_EXERCISE TASK_
Look through the material below. Copy each line that contains the string "options".

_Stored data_
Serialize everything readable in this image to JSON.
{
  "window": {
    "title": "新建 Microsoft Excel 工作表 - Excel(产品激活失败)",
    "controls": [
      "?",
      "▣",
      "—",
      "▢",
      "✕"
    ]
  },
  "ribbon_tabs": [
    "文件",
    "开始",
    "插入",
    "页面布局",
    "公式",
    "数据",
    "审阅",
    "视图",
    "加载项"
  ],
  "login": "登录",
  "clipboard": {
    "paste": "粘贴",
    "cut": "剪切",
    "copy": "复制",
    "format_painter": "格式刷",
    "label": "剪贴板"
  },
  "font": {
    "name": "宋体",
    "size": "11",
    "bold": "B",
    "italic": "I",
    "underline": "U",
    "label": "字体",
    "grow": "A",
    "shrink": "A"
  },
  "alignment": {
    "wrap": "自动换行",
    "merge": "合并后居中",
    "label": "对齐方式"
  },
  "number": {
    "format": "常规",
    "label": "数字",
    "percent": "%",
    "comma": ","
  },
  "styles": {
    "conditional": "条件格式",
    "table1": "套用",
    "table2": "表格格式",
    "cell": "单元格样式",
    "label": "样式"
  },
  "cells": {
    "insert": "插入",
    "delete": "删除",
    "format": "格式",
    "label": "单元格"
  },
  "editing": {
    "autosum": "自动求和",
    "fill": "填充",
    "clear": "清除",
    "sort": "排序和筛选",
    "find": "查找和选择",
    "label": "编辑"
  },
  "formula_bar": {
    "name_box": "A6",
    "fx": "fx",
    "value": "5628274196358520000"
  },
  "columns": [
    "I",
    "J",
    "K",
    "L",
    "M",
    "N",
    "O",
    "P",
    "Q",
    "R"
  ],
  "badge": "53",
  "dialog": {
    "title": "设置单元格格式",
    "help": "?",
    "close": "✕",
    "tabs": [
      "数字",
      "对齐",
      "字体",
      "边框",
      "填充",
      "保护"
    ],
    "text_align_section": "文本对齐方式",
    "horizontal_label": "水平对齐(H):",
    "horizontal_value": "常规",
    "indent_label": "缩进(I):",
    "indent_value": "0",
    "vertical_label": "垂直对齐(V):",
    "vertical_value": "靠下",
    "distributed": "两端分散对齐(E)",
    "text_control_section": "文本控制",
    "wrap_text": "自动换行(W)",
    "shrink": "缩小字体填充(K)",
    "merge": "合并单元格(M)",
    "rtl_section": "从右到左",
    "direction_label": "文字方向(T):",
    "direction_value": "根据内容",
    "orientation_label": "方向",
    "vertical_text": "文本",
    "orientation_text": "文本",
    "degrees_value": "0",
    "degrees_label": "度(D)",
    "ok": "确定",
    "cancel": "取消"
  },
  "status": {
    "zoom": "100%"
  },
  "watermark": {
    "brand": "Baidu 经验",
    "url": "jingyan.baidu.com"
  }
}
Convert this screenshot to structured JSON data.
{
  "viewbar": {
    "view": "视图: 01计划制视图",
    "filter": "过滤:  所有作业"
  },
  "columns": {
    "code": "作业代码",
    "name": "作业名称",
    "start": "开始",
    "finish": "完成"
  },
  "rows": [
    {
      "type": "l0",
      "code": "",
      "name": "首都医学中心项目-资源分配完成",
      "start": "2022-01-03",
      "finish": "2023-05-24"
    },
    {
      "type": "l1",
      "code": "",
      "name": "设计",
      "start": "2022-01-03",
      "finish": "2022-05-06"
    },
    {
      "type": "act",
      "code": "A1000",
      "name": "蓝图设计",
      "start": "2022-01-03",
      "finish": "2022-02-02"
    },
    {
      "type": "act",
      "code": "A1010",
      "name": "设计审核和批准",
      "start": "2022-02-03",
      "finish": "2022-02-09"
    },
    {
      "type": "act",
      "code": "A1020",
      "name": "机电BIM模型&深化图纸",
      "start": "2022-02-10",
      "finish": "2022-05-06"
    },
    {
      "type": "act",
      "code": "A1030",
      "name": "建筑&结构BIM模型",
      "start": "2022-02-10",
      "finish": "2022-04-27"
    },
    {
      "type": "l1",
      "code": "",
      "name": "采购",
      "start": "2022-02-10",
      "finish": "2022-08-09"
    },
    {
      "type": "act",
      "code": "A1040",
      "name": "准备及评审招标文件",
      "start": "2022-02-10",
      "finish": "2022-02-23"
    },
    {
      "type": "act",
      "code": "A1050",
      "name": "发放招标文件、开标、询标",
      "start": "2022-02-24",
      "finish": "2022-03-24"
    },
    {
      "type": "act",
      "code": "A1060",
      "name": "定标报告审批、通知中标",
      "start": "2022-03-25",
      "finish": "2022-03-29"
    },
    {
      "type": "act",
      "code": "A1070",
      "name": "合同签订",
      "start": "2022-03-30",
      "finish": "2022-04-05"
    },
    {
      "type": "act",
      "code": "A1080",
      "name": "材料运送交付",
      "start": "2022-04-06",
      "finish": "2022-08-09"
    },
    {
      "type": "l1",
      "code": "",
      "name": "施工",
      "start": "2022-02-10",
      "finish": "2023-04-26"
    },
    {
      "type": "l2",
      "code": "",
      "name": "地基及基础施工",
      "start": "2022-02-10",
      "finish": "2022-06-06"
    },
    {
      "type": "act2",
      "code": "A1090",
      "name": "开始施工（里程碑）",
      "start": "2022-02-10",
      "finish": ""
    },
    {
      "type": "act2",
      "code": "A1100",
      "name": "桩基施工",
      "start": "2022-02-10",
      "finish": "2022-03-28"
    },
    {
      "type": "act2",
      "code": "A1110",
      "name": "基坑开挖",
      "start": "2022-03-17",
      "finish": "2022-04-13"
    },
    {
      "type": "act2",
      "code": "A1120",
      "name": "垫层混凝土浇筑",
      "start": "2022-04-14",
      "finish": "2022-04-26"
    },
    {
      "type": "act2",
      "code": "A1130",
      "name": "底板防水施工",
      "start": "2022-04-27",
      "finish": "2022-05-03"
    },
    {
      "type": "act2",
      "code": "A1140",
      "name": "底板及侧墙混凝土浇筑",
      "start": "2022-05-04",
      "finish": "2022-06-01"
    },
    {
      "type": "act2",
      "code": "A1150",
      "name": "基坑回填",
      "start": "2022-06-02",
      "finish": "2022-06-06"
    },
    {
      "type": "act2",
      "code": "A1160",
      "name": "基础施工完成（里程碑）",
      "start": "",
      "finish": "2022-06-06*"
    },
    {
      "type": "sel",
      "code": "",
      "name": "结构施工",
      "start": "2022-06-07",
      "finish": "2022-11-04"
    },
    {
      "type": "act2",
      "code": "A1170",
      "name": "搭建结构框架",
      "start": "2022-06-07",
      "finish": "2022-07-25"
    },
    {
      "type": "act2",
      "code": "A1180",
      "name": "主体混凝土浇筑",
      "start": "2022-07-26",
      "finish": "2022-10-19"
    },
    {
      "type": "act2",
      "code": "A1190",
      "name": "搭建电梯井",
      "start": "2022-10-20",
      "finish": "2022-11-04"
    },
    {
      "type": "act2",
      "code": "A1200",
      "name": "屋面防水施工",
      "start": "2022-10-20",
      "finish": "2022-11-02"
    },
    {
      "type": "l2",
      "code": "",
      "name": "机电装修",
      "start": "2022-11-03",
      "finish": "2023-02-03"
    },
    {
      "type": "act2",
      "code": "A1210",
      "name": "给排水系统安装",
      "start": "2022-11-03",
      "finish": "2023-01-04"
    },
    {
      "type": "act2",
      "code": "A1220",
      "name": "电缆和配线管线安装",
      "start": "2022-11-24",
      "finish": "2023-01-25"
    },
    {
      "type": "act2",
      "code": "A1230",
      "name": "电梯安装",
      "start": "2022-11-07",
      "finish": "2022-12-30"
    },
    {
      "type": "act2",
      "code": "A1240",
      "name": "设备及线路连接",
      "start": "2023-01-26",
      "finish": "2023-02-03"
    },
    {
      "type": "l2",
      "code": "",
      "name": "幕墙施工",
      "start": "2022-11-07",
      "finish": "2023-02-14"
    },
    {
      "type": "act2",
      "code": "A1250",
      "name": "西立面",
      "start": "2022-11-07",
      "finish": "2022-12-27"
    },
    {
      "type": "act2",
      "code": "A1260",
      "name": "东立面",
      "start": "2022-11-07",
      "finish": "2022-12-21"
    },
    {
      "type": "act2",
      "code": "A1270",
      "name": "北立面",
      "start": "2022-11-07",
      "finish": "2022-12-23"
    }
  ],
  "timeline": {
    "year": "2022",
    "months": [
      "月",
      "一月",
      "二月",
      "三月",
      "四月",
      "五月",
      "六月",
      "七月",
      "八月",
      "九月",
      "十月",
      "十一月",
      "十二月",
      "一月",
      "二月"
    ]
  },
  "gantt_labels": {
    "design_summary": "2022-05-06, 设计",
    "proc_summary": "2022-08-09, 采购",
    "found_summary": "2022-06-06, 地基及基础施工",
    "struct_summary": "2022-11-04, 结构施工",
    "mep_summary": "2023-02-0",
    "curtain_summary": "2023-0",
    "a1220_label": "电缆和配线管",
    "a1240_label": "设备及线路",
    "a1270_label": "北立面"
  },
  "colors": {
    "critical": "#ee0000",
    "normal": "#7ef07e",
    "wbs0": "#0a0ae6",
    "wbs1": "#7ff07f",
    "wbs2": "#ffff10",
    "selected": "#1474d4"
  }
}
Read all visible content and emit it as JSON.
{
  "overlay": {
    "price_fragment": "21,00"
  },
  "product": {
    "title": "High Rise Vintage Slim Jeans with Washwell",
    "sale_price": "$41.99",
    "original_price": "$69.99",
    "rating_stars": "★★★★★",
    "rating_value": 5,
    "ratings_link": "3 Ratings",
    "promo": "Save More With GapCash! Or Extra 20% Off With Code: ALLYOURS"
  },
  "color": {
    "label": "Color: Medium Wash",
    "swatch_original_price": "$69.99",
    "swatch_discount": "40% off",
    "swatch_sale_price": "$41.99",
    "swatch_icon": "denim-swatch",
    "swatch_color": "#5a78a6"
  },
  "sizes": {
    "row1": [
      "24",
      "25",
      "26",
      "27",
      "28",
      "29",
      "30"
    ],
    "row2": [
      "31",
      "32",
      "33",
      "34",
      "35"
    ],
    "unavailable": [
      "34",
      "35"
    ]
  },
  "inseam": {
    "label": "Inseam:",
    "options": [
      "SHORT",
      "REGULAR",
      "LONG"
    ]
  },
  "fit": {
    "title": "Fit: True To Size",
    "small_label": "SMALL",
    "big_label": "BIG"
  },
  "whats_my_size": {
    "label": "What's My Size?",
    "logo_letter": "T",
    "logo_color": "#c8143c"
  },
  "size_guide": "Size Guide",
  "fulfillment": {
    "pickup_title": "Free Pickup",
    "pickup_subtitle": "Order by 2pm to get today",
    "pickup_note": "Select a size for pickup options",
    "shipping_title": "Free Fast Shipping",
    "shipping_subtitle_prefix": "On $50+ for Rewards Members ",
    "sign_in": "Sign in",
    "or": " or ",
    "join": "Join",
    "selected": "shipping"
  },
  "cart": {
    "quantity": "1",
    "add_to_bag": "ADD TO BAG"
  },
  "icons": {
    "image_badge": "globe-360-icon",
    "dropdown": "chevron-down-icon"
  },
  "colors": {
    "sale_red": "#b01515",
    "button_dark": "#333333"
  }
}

_SOLUTION TO THIS EXERCISE_
    "options": [
    "pickup_note": "Select a size for pickup options",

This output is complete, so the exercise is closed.